─── INFORMATION SUPPLIED ───

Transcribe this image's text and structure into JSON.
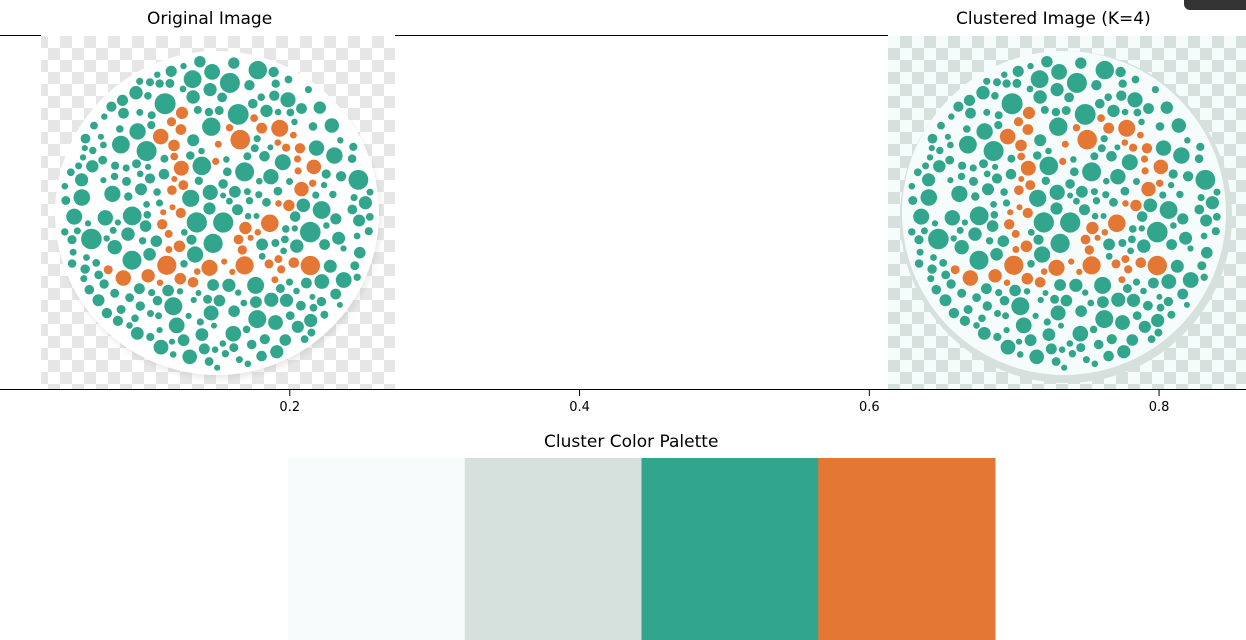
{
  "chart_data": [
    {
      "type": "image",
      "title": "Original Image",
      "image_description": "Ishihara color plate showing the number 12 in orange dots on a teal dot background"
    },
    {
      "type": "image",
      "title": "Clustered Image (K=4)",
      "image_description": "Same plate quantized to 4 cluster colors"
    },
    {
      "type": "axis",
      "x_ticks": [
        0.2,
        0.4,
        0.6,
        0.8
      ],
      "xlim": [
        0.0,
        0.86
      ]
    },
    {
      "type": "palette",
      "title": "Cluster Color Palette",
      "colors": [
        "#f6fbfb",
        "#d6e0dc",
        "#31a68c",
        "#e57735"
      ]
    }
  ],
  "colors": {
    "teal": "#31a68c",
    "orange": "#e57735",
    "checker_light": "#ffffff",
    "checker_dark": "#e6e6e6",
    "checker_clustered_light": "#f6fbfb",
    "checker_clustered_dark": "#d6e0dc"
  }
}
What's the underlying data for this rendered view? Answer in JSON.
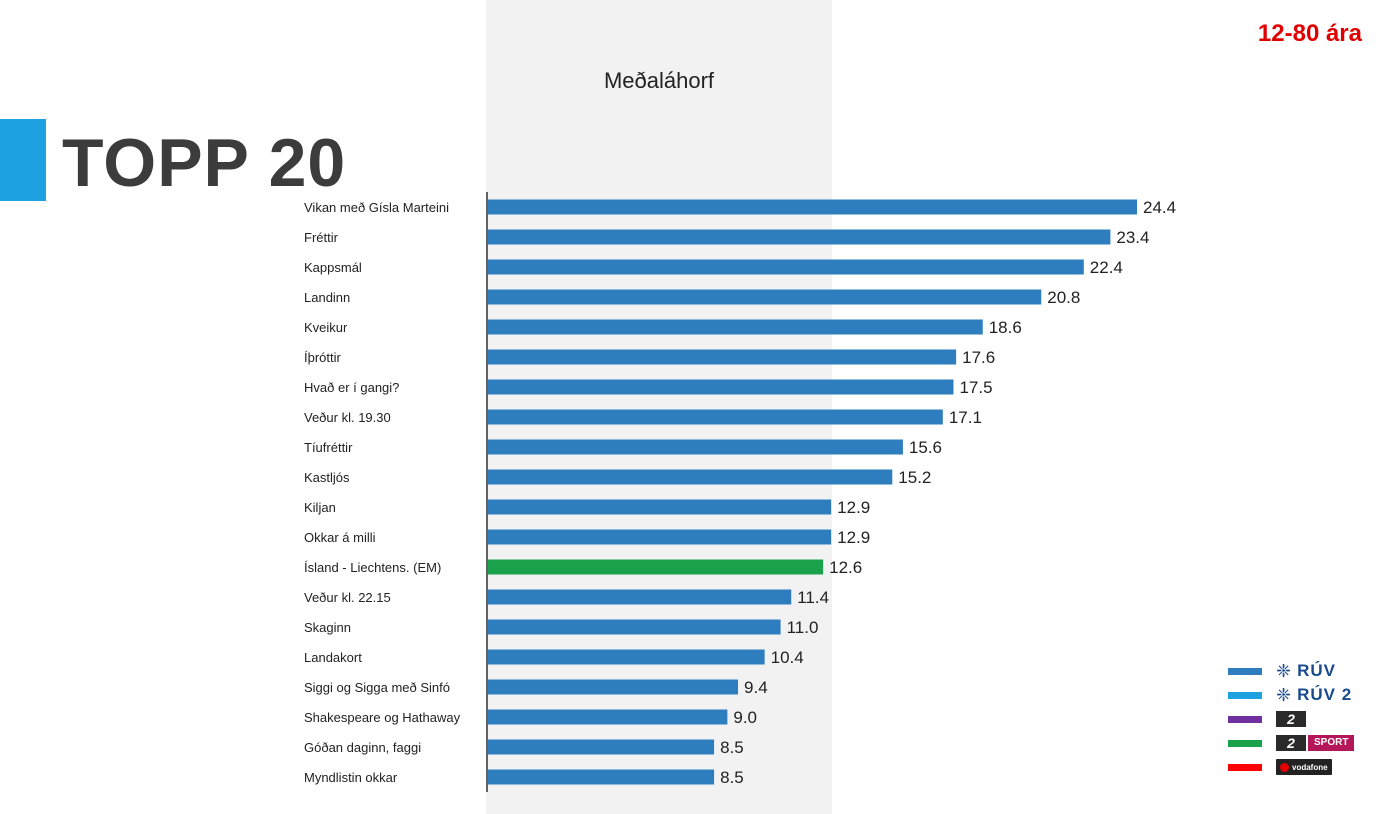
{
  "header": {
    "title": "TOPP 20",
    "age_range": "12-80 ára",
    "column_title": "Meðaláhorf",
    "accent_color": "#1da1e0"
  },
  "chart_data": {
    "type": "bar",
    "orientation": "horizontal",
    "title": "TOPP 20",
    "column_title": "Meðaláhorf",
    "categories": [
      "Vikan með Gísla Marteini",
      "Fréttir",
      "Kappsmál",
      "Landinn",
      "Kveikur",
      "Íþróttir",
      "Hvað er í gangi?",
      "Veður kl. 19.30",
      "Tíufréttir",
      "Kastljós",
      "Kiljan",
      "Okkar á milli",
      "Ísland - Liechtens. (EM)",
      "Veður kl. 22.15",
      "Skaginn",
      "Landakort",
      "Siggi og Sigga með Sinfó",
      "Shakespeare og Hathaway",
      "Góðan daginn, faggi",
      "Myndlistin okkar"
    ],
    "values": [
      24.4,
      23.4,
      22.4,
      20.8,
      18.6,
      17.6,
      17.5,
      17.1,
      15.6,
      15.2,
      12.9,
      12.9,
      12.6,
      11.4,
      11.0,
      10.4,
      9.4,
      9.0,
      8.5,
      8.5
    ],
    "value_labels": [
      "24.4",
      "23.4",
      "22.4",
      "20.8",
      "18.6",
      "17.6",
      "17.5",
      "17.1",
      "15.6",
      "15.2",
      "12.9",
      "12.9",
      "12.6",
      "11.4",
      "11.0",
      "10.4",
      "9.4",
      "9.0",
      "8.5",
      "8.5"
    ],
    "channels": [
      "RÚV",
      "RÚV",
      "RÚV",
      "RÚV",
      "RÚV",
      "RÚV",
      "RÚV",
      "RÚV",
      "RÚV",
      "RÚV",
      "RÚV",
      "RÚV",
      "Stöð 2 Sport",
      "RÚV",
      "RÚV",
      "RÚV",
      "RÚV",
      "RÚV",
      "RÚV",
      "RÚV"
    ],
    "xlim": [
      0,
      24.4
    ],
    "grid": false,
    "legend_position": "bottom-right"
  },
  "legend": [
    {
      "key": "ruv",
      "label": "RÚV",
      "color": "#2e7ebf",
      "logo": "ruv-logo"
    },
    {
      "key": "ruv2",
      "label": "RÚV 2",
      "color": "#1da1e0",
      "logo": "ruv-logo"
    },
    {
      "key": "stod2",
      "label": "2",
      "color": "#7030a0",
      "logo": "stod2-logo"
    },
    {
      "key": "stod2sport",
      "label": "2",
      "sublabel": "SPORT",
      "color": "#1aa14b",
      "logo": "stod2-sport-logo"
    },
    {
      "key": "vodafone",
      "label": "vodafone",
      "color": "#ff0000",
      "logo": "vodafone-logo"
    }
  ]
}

───

Set the listing down in full and exactly. Pictures within it should not appear in the copy.

SOLUTION TO THIS TASK
Transcribe this image's text and structure into JSON.
{
  "chart_data": [
    {
      "type": "image",
      "title": "Original Image",
      "image_description": "Ishihara color plate showing the number 12 in orange dots on a teal dot background"
    },
    {
      "type": "image",
      "title": "Clustered Image (K=4)",
      "image_description": "Same plate quantized to 4 cluster colors"
    },
    {
      "type": "axis",
      "x_ticks": [
        0.2,
        0.4,
        0.6,
        0.8
      ],
      "xlim": [
        0.0,
        0.86
      ]
    },
    {
      "type": "palette",
      "title": "Cluster Color Palette",
      "colors": [
        "#f6fbfb",
        "#d6e0dc",
        "#31a68c",
        "#e57735"
      ]
    }
  ],
  "colors": {
    "teal": "#31a68c",
    "orange": "#e57735",
    "checker_light": "#ffffff",
    "checker_dark": "#e6e6e6",
    "checker_clustered_light": "#f6fbfb",
    "checker_clustered_dark": "#d6e0dc"
  }
}
What's the underlying data for this rendered view? Answer in JSON.
{
  "header": {
    "title": "TOPP 20",
    "age_range": "12-80 ára",
    "column_title": "Meðaláhorf",
    "accent_color": "#1da1e0"
  },
  "chart_data": {
    "type": "bar",
    "orientation": "horizontal",
    "title": "TOPP 20",
    "column_title": "Meðaláhorf",
    "categories": [
      "Vikan með Gísla Marteini",
      "Fréttir",
      "Kappsmál",
      "Landinn",
      "Kveikur",
      "Íþróttir",
      "Hvað er í gangi?",
      "Veður kl. 19.30",
      "Tíufréttir",
      "Kastljós",
      "Kiljan",
      "Okkar á milli",
      "Ísland - Liechtens. (EM)",
      "Veður kl. 22.15",
      "Skaginn",
      "Landakort",
      "Siggi og Sigga með Sinfó",
      "Shakespeare og Hathaway",
      "Góðan daginn, faggi",
      "Myndlistin okkar"
    ],
    "values": [
      24.4,
      23.4,
      22.4,
      20.8,
      18.6,
      17.6,
      17.5,
      17.1,
      15.6,
      15.2,
      12.9,
      12.9,
      12.6,
      11.4,
      11.0,
      10.4,
      9.4,
      9.0,
      8.5,
      8.5
    ],
    "value_labels": [
      "24.4",
      "23.4",
      "22.4",
      "20.8",
      "18.6",
      "17.6",
      "17.5",
      "17.1",
      "15.6",
      "15.2",
      "12.9",
      "12.9",
      "12.6",
      "11.4",
      "11.0",
      "10.4",
      "9.4",
      "9.0",
      "8.5",
      "8.5"
    ],
    "channels": [
      "RÚV",
      "RÚV",
      "RÚV",
      "RÚV",
      "RÚV",
      "RÚV",
      "RÚV",
      "RÚV",
      "RÚV",
      "RÚV",
      "RÚV",
      "RÚV",
      "Stöð 2 Sport",
      "RÚV",
      "RÚV",
      "RÚV",
      "RÚV",
      "RÚV",
      "RÚV",
      "RÚV"
    ],
    "xlim": [
      0,
      24.4
    ],
    "grid": false,
    "legend_position": "bottom-right"
  },
  "legend": [
    {
      "key": "ruv",
      "label": "RÚV",
      "color": "#2e7ebf",
      "logo": "ruv-logo"
    },
    {
      "key": "ruv2",
      "label": "RÚV 2",
      "color": "#1da1e0",
      "logo": "ruv-logo"
    },
    {
      "key": "stod2",
      "label": "2",
      "color": "#7030a0",
      "logo": "stod2-logo"
    },
    {
      "key": "stod2sport",
      "label": "2",
      "sublabel": "SPORT",
      "color": "#1aa14b",
      "logo": "stod2-sport-logo"
    },
    {
      "key": "vodafone",
      "label": "vodafone",
      "color": "#ff0000",
      "logo": "vodafone-logo"
    }
  ]
}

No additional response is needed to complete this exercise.